▶ **STORED DATA**:

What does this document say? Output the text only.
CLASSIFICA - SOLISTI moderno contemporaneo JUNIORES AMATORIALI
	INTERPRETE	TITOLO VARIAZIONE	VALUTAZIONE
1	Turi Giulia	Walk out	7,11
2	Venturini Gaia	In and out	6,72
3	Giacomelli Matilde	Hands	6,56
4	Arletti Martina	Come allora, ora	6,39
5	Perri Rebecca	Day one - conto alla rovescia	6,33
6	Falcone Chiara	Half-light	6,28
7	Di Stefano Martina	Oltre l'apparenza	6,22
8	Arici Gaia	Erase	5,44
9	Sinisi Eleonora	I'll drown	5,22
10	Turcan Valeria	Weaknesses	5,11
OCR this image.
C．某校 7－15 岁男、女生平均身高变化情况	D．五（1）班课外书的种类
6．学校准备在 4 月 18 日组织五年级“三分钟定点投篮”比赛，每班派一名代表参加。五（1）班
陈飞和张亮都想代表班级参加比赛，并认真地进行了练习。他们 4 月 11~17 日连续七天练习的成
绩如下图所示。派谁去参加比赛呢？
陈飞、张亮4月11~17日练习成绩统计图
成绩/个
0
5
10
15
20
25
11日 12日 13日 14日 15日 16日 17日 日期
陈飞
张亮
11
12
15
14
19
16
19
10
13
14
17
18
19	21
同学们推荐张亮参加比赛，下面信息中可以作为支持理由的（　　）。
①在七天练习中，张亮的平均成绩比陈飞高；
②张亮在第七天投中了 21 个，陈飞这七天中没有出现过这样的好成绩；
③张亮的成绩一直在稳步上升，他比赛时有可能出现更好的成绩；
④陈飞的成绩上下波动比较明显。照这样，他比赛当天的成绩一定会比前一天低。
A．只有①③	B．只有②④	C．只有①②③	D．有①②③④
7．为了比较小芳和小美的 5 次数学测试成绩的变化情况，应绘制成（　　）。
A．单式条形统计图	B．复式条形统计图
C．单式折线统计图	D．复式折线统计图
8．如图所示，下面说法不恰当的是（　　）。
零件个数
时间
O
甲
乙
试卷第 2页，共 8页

▶ **TASK PROMPT**:
State the count of lines holding the string "this" in the listing above, and nothing else.

▶ **EXERCISE RESPONSE**:
2